DATA IN THIS EXERCISE:

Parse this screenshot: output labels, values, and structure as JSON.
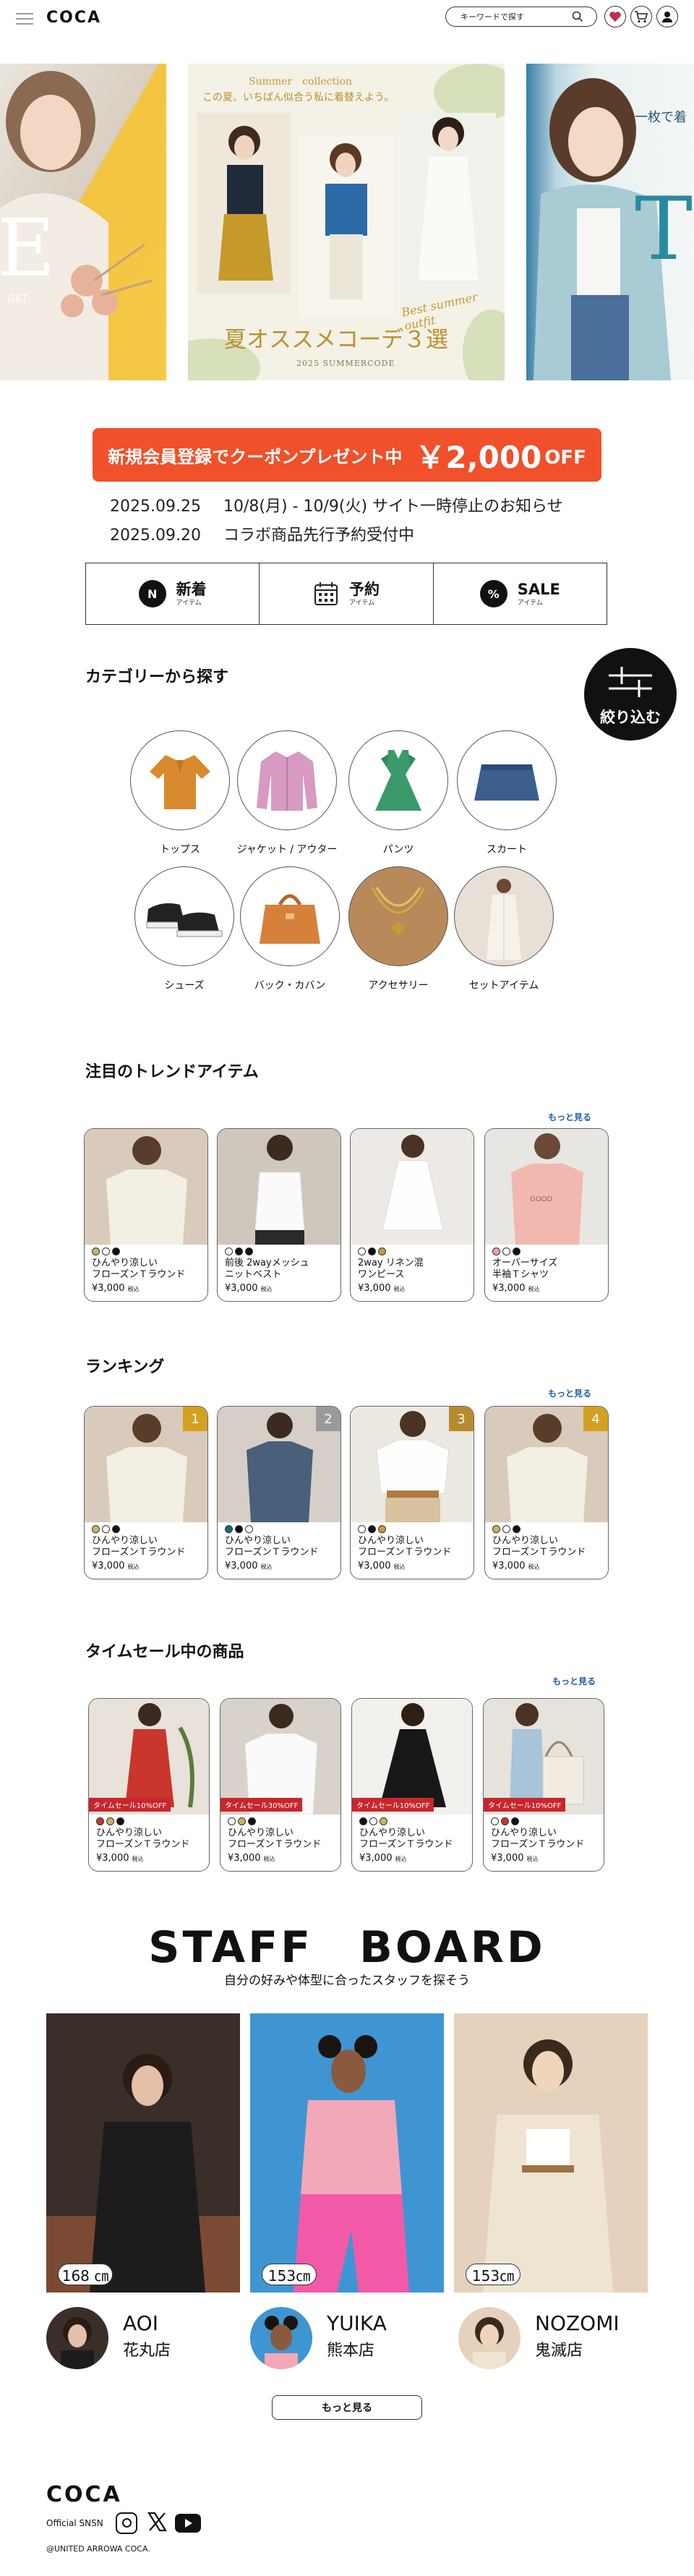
{
  "header": {
    "logo": "COCA",
    "search_placeholder": "キーワードで探す",
    "icons": [
      "menu-icon",
      "search-icon",
      "heart-icon",
      "cart-icon",
      "user-icon"
    ]
  },
  "banners": [
    {
      "big_letter": "E",
      "small_text": "GET"
    },
    {
      "top_label": "Summer　collection",
      "tagline": "この夏、いちばん似合う私に着替えよう。",
      "script": "Best summer outfit",
      "title": "夏オススメコーデ３選",
      "footer": "2025 SUMMERCODE"
    },
    {
      "small_text": "一枚で着",
      "big_letter": "T"
    }
  ],
  "coupon": {
    "text": "新規会員登録でクーポンプレゼント中",
    "amount": "￥2,000",
    "off": "OFF"
  },
  "news": [
    {
      "date": "2025.09.25",
      "text": "10/8(月) - 10/9(火) サイト一時停止のお知らせ"
    },
    {
      "date": "2025.09.20",
      "text": "コラボ商品先行予約受付中"
    }
  ],
  "quicknav": [
    {
      "badge": "N",
      "title": "新着",
      "sub": "アイテム"
    },
    {
      "badge": "",
      "title": "予約",
      "sub": "アイテム"
    },
    {
      "badge": "%",
      "title": "SALE",
      "sub": "アイテム"
    }
  ],
  "category": {
    "title": "カテゴリーから探す",
    "filter_label": "絞り込む",
    "items": [
      "トップス",
      "ジャケット / アウター",
      "パンツ",
      "スカート",
      "シューズ",
      "バック・カバン",
      "アクセサリー",
      "セットアイテム"
    ]
  },
  "trend": {
    "title": "注目のトレンドアイテム",
    "more": "もっと見る",
    "items": [
      {
        "name": "ひんやり涼しい\nフローズンＴラウンド",
        "price": "¥3,000",
        "tax": "税込"
      },
      {
        "name": "前後 2wayメッシュ\nニットベスト",
        "price": "¥3,000",
        "tax": "税込"
      },
      {
        "name": "2way リネン混\nワンピース",
        "price": "¥3,000",
        "tax": "税込"
      },
      {
        "name": "オーバーサイズ\n半袖Ｔシャツ",
        "price": "¥3,000",
        "tax": "税込"
      }
    ]
  },
  "ranking": {
    "title": "ランキング",
    "more": "もっと見る",
    "items": [
      {
        "rank": "1",
        "name": "ひんやり涼しい\nフローズンＴラウンド",
        "price": "¥3,000",
        "tax": "税込"
      },
      {
        "rank": "2",
        "name": "ひんやり涼しい\nフローズンＴラウンド",
        "price": "¥3,000",
        "tax": "税込"
      },
      {
        "rank": "3",
        "name": "ひんやり涼しい\nフローズンＴラウンド",
        "price": "¥3,000",
        "tax": "税込"
      },
      {
        "rank": "4",
        "name": "ひんやり涼しい\nフローズンＴラウンド",
        "price": "¥3,000",
        "tax": "税込"
      }
    ]
  },
  "timesale": {
    "title": "タイムセール中の商品",
    "more": "もっと見る",
    "items": [
      {
        "tag": "タイムセール10%OFF",
        "name": "ひんやり涼しい\nフローズンＴラウンド",
        "price": "¥3,000",
        "tax": "税込"
      },
      {
        "tag": "タイムセール30%OFF",
        "name": "ひんやり涼しい\nフローズンＴラウンド",
        "price": "¥3,000",
        "tax": "税込"
      },
      {
        "tag": "タイムセール10%OFF",
        "name": "ひんやり涼しい\nフローズンＴラウンド",
        "price": "¥3,000",
        "tax": "税込"
      },
      {
        "tag": "タイムセール10%OFF",
        "name": "ひんやり涼しい\nフローズンＴラウンド",
        "price": "¥3,000",
        "tax": "税込"
      }
    ]
  },
  "staff": {
    "title": "STAFF　BOARD",
    "subtitle": "自分の好みや体型に合ったスタッフを探そう",
    "more": "もっと見る",
    "members": [
      {
        "height": "168 ㎝",
        "name": "AOI",
        "shop": "花丸店"
      },
      {
        "height": "153㎝",
        "name": "YUIKA",
        "shop": "熊本店"
      },
      {
        "height": "153㎝",
        "name": "NOZOMI",
        "shop": "鬼滅店"
      }
    ]
  },
  "footer": {
    "logo": "COCA",
    "sns_label": "Official SNSN",
    "copyright": "@UNITED ARROWA COCA."
  },
  "colors": {
    "accent": "#f0502a",
    "link": "#1f5fa8",
    "sale_tag": "#c8262c",
    "rank_badge": "#b88a2e"
  }
}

PROBLEM TO SOLVE:
Give an exact reproduction of every line, leaving out any picture.

EXERCISE SOLUTION:
Parse this screenshot: output labels, values, and structure as JSON.
{
  "header": {
    "logo": "COCA",
    "search_placeholder": "キーワードで探す",
    "icons": [
      "menu-icon",
      "search-icon",
      "heart-icon",
      "cart-icon",
      "user-icon"
    ]
  },
  "banners": [
    {
      "big_letter": "E",
      "small_text": "GET"
    },
    {
      "top_label": "Summer　collection",
      "tagline": "この夏、いちばん似合う私に着替えよう。",
      "script": "Best summer outfit",
      "title": "夏オススメコーデ３選",
      "footer": "2025 SUMMERCODE"
    },
    {
      "small_text": "一枚で着",
      "big_letter": "T"
    }
  ],
  "coupon": {
    "text": "新規会員登録でクーポンプレゼント中",
    "amount": "￥2,000",
    "off": "OFF"
  },
  "news": [
    {
      "date": "2025.09.25",
      "text": "10/8(月) - 10/9(火) サイト一時停止のお知らせ"
    },
    {
      "date": "2025.09.20",
      "text": "コラボ商品先行予約受付中"
    }
  ],
  "quicknav": [
    {
      "badge": "N",
      "title": "新着",
      "sub": "アイテム"
    },
    {
      "badge": "",
      "title": "予約",
      "sub": "アイテム"
    },
    {
      "badge": "%",
      "title": "SALE",
      "sub": "アイテム"
    }
  ],
  "category": {
    "title": "カテゴリーから探す",
    "filter_label": "絞り込む",
    "items": [
      "トップス",
      "ジャケット / アウター",
      "パンツ",
      "スカート",
      "シューズ",
      "バック・カバン",
      "アクセサリー",
      "セットアイテム"
    ]
  },
  "trend": {
    "title": "注目のトレンドアイテム",
    "more": "もっと見る",
    "items": [
      {
        "name": "ひんやり涼しい\nフローズンＴラウンド",
        "price": "¥3,000",
        "tax": "税込"
      },
      {
        "name": "前後 2wayメッシュ\nニットベスト",
        "price": "¥3,000",
        "tax": "税込"
      },
      {
        "name": "2way リネン混\nワンピース",
        "price": "¥3,000",
        "tax": "税込"
      },
      {
        "name": "オーバーサイズ\n半袖Ｔシャツ",
        "price": "¥3,000",
        "tax": "税込"
      }
    ]
  },
  "ranking": {
    "title": "ランキング",
    "more": "もっと見る",
    "items": [
      {
        "rank": "1",
        "name": "ひんやり涼しい\nフローズンＴラウンド",
        "price": "¥3,000",
        "tax": "税込"
      },
      {
        "rank": "2",
        "name": "ひんやり涼しい\nフローズンＴラウンド",
        "price": "¥3,000",
        "tax": "税込"
      },
      {
        "rank": "3",
        "name": "ひんやり涼しい\nフローズンＴラウンド",
        "price": "¥3,000",
        "tax": "税込"
      },
      {
        "rank": "4",
        "name": "ひんやり涼しい\nフローズンＴラウンド",
        "price": "¥3,000",
        "tax": "税込"
      }
    ]
  },
  "timesale": {
    "title": "タイムセール中の商品",
    "more": "もっと見る",
    "items": [
      {
        "tag": "タイムセール10%OFF",
        "name": "ひんやり涼しい\nフローズンＴラウンド",
        "price": "¥3,000",
        "tax": "税込"
      },
      {
        "tag": "タイムセール30%OFF",
        "name": "ひんやり涼しい\nフローズンＴラウンド",
        "price": "¥3,000",
        "tax": "税込"
      },
      {
        "tag": "タイムセール10%OFF",
        "name": "ひんやり涼しい\nフローズンＴラウンド",
        "price": "¥3,000",
        "tax": "税込"
      },
      {
        "tag": "タイムセール10%OFF",
        "name": "ひんやり涼しい\nフローズンＴラウンド",
        "price": "¥3,000",
        "tax": "税込"
      }
    ]
  },
  "staff": {
    "title": "STAFF　BOARD",
    "subtitle": "自分の好みや体型に合ったスタッフを探そう",
    "more": "もっと見る",
    "members": [
      {
        "height": "168 ㎝",
        "name": "AOI",
        "shop": "花丸店"
      },
      {
        "height": "153㎝",
        "name": "YUIKA",
        "shop": "熊本店"
      },
      {
        "height": "153㎝",
        "name": "NOZOMI",
        "shop": "鬼滅店"
      }
    ]
  },
  "footer": {
    "logo": "COCA",
    "sns_label": "Official SNSN",
    "copyright": "@UNITED ARROWA COCA."
  },
  "colors": {
    "accent": "#f0502a",
    "link": "#1f5fa8",
    "sale_tag": "#c8262c",
    "rank_badge": "#b88a2e"
  }
}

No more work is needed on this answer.